[TASK INSTRUCTIONS]
Across the entries below, how many lines contain the word "screenshot"? Give the number alone.

----- MATERIAL FOR THIS TASK -----

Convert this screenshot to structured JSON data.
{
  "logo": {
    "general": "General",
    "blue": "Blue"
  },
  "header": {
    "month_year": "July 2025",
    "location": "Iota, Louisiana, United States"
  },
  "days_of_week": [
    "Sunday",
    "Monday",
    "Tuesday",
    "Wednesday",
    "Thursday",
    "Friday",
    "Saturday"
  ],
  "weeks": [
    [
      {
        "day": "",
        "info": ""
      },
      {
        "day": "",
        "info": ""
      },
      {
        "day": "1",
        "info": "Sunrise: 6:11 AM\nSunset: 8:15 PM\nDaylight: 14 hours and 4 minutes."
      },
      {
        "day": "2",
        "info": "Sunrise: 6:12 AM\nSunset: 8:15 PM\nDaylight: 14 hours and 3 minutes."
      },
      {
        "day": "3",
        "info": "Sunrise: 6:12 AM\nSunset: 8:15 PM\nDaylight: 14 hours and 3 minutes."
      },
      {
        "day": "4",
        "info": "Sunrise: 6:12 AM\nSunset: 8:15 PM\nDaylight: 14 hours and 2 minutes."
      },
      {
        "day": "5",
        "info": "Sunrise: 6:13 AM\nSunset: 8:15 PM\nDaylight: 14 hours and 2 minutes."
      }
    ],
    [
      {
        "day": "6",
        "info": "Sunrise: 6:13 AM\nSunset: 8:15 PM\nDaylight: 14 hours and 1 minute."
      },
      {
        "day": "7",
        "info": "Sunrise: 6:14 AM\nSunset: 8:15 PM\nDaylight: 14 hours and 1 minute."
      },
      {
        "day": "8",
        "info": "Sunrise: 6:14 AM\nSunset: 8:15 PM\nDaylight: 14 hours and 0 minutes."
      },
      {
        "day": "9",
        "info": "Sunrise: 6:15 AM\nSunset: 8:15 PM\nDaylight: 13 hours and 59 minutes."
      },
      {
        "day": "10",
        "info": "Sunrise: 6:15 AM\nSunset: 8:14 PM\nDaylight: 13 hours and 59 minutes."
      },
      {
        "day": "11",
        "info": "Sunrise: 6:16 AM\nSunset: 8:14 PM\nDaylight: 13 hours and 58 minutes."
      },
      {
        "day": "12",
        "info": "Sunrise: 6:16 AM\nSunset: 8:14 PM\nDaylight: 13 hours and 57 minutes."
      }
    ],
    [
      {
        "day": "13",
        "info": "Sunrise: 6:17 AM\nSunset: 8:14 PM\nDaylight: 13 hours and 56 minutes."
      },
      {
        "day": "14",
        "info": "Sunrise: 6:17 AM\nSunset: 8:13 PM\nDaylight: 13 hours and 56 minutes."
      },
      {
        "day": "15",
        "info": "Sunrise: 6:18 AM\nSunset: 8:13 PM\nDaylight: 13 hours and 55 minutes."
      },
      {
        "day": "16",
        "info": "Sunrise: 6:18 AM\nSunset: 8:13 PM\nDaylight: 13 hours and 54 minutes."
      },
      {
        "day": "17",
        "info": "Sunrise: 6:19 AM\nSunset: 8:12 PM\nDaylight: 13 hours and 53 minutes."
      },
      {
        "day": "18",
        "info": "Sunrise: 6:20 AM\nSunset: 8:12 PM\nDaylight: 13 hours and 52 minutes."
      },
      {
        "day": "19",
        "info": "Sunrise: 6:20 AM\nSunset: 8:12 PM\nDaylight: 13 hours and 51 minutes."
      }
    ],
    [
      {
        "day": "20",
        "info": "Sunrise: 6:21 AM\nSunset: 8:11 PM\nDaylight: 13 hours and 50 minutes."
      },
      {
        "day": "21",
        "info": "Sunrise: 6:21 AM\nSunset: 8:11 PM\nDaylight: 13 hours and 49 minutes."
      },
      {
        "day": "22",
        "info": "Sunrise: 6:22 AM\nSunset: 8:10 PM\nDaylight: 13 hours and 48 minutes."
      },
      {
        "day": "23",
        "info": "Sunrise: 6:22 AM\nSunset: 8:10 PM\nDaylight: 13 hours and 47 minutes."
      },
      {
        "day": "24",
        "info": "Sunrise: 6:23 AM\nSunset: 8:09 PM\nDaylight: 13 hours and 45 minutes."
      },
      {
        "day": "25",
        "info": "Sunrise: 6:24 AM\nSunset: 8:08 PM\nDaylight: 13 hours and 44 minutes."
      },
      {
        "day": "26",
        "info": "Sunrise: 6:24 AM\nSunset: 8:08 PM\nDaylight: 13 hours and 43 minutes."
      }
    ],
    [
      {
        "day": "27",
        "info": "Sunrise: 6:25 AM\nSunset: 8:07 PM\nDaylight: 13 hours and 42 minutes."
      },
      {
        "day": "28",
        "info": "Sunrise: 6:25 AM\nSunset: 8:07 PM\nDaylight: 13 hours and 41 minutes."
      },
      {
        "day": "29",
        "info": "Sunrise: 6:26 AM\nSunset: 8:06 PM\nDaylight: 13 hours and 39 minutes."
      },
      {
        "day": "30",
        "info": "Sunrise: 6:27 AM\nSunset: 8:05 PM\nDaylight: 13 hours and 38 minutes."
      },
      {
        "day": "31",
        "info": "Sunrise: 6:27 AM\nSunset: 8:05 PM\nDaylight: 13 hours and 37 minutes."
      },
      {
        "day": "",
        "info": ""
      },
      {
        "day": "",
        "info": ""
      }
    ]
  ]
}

-----
----- MATERIAL FOR THIS TASK -----

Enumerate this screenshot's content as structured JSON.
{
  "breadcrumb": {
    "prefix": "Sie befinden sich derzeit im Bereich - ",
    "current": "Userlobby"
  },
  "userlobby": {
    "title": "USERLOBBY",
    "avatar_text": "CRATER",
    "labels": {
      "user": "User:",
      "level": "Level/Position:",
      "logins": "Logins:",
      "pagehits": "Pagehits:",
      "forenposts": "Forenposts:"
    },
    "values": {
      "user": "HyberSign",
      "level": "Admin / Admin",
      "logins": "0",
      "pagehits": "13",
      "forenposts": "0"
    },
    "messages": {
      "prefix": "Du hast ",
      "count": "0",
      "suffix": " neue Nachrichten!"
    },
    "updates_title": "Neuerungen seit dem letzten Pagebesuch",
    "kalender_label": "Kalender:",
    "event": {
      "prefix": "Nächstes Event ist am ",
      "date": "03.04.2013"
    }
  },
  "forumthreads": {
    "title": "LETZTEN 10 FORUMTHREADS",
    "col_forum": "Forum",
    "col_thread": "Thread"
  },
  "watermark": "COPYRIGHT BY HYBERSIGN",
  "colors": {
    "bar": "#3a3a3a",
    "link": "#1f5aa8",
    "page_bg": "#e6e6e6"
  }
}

-----
----- MATERIAL FOR THIS TASK -----

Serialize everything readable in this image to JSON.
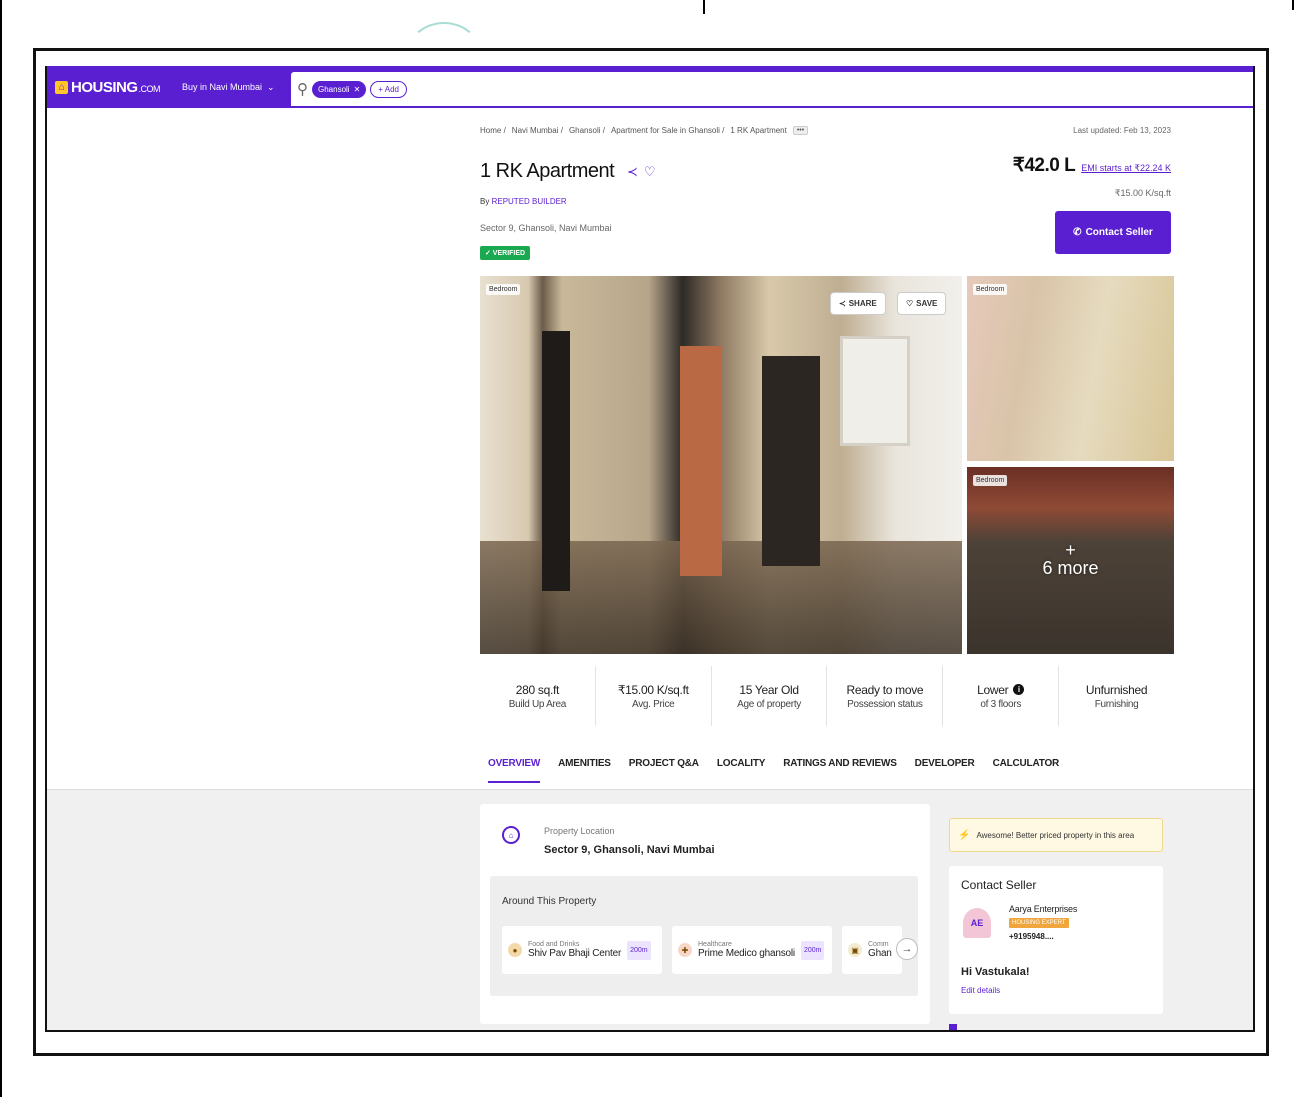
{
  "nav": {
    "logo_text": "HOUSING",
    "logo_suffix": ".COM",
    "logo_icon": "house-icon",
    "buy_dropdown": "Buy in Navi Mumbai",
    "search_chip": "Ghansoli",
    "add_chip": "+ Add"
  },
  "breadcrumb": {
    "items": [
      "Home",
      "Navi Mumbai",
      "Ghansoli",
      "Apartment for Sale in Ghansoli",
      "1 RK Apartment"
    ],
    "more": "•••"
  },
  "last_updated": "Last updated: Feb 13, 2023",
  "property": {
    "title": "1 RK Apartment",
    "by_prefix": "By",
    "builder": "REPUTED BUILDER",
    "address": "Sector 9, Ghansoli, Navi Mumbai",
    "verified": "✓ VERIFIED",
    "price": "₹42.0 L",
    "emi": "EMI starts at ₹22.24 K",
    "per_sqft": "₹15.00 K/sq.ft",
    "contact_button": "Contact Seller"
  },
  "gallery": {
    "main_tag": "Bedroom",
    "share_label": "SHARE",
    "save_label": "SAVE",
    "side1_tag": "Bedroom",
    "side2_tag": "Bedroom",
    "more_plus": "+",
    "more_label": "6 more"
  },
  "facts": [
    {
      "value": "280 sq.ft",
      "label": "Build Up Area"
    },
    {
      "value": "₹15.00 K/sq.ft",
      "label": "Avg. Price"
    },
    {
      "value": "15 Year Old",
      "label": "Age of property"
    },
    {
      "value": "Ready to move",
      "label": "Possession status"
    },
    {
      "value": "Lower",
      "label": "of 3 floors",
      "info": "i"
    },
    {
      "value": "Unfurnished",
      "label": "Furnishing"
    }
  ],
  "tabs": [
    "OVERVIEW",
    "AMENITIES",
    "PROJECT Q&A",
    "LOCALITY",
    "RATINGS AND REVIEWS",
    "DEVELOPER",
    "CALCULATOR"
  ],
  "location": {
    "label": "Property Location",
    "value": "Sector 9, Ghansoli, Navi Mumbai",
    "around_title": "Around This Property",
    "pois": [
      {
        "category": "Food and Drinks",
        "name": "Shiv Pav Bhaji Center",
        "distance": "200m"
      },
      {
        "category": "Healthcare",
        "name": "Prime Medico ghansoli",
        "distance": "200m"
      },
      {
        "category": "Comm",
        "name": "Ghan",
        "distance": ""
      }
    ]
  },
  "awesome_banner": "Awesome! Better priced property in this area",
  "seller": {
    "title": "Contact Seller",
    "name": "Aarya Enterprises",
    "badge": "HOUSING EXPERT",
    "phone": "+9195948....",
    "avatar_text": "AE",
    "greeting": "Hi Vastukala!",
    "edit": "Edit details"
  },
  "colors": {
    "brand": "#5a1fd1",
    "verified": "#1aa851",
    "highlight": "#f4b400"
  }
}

-----

[THE REPLY]
2